• _To do_
Write the data out again, exactly as given.

Source data:
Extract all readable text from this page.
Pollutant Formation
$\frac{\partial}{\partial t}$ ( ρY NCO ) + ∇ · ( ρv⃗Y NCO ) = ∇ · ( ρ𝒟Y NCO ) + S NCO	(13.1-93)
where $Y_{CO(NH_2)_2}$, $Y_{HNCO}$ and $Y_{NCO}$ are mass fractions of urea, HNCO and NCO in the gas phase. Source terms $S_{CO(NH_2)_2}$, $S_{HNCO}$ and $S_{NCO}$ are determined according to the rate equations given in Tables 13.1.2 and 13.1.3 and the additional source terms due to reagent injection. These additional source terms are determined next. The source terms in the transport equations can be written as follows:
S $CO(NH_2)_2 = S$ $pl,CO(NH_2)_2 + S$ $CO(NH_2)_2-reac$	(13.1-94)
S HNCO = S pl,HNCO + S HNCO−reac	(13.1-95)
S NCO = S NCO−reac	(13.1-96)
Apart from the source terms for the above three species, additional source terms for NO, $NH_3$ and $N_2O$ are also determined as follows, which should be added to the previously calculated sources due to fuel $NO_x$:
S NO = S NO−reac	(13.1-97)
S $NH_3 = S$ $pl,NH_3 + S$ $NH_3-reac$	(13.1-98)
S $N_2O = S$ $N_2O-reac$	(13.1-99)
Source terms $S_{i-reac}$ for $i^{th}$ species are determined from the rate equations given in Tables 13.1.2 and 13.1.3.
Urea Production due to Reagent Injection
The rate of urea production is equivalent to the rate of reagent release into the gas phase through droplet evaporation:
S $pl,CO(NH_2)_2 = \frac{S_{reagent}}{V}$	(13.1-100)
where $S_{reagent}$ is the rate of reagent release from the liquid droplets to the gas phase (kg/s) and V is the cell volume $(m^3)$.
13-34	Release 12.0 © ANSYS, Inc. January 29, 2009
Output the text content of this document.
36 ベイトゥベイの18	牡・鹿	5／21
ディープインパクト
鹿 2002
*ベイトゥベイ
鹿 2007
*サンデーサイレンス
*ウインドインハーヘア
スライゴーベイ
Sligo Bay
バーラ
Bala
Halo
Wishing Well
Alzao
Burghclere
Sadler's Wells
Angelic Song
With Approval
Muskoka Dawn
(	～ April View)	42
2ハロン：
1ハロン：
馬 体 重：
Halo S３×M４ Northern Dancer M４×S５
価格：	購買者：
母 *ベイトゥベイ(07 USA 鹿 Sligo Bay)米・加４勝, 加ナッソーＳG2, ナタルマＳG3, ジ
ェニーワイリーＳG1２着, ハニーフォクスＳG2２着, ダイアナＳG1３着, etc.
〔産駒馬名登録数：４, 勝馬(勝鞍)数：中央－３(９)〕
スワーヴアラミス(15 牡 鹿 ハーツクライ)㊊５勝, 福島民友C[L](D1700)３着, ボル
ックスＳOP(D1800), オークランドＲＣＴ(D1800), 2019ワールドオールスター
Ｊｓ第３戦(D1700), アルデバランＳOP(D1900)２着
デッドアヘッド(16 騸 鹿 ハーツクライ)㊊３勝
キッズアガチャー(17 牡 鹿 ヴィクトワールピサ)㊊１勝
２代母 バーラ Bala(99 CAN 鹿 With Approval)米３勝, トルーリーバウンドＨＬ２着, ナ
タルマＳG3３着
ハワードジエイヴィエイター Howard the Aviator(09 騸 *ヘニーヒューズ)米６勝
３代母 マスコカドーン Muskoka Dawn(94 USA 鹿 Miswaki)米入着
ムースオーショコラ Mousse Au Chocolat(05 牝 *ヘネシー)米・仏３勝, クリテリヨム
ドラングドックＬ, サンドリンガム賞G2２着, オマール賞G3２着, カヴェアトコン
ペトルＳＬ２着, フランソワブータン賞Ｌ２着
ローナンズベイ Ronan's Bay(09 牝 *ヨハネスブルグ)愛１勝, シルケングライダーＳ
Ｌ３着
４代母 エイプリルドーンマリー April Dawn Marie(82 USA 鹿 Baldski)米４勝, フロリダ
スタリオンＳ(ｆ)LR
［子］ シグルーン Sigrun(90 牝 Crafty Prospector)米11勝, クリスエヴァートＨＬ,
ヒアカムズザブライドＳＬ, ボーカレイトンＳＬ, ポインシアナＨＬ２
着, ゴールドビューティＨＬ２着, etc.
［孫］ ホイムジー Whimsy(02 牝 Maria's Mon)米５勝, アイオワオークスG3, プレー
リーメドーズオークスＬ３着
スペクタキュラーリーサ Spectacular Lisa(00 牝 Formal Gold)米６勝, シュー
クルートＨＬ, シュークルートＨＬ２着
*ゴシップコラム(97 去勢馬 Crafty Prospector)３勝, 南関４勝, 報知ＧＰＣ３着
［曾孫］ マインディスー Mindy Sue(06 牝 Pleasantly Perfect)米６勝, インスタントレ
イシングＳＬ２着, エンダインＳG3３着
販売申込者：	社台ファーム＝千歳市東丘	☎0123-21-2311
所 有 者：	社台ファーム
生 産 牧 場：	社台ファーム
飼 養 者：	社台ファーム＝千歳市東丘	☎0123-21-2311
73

• _Answer to this problem_
Extract all readable text from this page.
Pollutant Formation
$\frac{\partial}{\partial t}$ ( ρY NCO ) + ∇ · ( ρv⃗Y NCO ) = ∇ · ( ρ𝒟Y NCO ) + S NCO	(13.1-93)
where $Y_{CO(NH_2)_2}$, $Y_{HNCO}$ and $Y_{NCO}$ are mass fractions of urea, HNCO and NCO in the gas phase. Source terms $S_{CO(NH_2)_2}$, $S_{HNCO}$ and $S_{NCO}$ are determined according to the rate equations given in Tables 13.1.2 and 13.1.3 and the additional source terms due to reagent injection. These additional source terms are determined next. The source terms in the transport equations can be written as follows:
S $CO(NH_2)_2 = S$ $pl,CO(NH_2)_2 + S$ $CO(NH_2)_2-reac$	(13.1-94)
S HNCO = S pl,HNCO + S HNCO−reac	(13.1-95)
S NCO = S NCO−reac	(13.1-96)
Apart from the source terms for the above three species, additional source terms for NO, $NH_3$ and $N_2O$ are also determined as follows, which should be added to the previously calculated sources due to fuel $NO_x$:
S NO = S NO−reac	(13.1-97)
S $NH_3 = S$ $pl,NH_3 + S$ $NH_3-reac$	(13.1-98)
S $N_2O = S$ $N_2O-reac$	(13.1-99)
Source terms $S_{i-reac}$ for $i^{th}$ species are determined from the rate equations given in Tables 13.1.2 and 13.1.3.
Urea Production due to Reagent Injection
The rate of urea production is equivalent to the rate of reagent release into the gas phase through droplet evaporation:
S $pl,CO(NH_2)_2 = \frac{S_{reagent}}{V}$	(13.1-100)
where $S_{reagent}$ is the rate of reagent release from the liquid droplets to the gas phase (kg/s) and V is the cell volume $(m^3)$.
13-34	Release 12.0 © ANSYS, Inc. January 29, 2009
Output the text content of this document.
36 ベイトゥベイの18	牡・鹿	5／21
ディープインパクト
鹿 2002
*ベイトゥベイ
鹿 2007
*サンデーサイレンス
*ウインドインハーヘア
スライゴーベイ
Sligo Bay
バーラ
Bala
Halo
Wishing Well
Alzao
Burghclere
Sadler's Wells
Angelic Song
With Approval
Muskoka Dawn
(	～ April View)	42
2ハロン：
1ハロン：
馬 体 重：
Halo S３×M４ Northern Dancer M４×S５
価格：	購買者：
母 *ベイトゥベイ(07 USA 鹿 Sligo Bay)米・加４勝, 加ナッソーＳG2, ナタルマＳG3, ジ
ェニーワイリーＳG1２着, ハニーフォクスＳG2２着, ダイアナＳG1３着, etc.
〔産駒馬名登録数：４, 勝馬(勝鞍)数：中央－３(９)〕
スワーヴアラミス(15 牡 鹿 ハーツクライ)㊊５勝, 福島民友C[L](D1700)３着, ボル
ックスＳOP(D1800), オークランドＲＣＴ(D1800), 2019ワールドオールスター
Ｊｓ第３戦(D1700), アルデバランＳOP(D1900)２着
デッドアヘッド(16 騸 鹿 ハーツクライ)㊊３勝
キッズアガチャー(17 牡 鹿 ヴィクトワールピサ)㊊１勝
２代母 バーラ Bala(99 CAN 鹿 With Approval)米３勝, トルーリーバウンドＨＬ２着, ナ
タルマＳG3３着
ハワードジエイヴィエイター Howard the Aviator(09 騸 *ヘニーヒューズ)米６勝
３代母 マスコカドーン Muskoka Dawn(94 USA 鹿 Miswaki)米入着
ムースオーショコラ Mousse Au Chocolat(05 牝 *ヘネシー)米・仏３勝, クリテリヨム
ドラングドックＬ, サンドリンガム賞G2２着, オマール賞G3２着, カヴェアトコン
ペトルＳＬ２着, フランソワブータン賞Ｌ２着
ローナンズベイ Ronan's Bay(09 牝 *ヨハネスブルグ)愛１勝, シルケングライダーＳ
Ｌ３着
４代母 エイプリルドーンマリー April Dawn Marie(82 USA 鹿 Baldski)米４勝, フロリダ
スタリオンＳ(ｆ)LR
［子］ シグルーン Sigrun(90 牝 Crafty Prospector)米11勝, クリスエヴァートＨＬ,
ヒアカムズザブライドＳＬ, ボーカレイトンＳＬ, ポインシアナＨＬ２
着, ゴールドビューティＨＬ２着, etc.
［孫］ ホイムジー Whimsy(02 牝 Maria's Mon)米５勝, アイオワオークスG3, プレー
リーメドーズオークスＬ３着
スペクタキュラーリーサ Spectacular Lisa(00 牝 Formal Gold)米６勝, シュー
クルートＨＬ, シュークルートＨＬ２着
*ゴシップコラム(97 去勢馬 Crafty Prospector)３勝, 南関４勝, 報知ＧＰＣ３着
［曾孫］ マインディスー Mindy Sue(06 牝 Pleasantly Perfect)米６勝, インスタントレ
イシングＳＬ２着, エンダインＳG3３着
販売申込者：	社台ファーム＝千歳市東丘	☎0123-21-2311
所 有 者：	社台ファーム
生 産 牧 場：	社台ファーム
飼 養 者：	社台ファーム＝千歳市東丘	☎0123-21-2311
73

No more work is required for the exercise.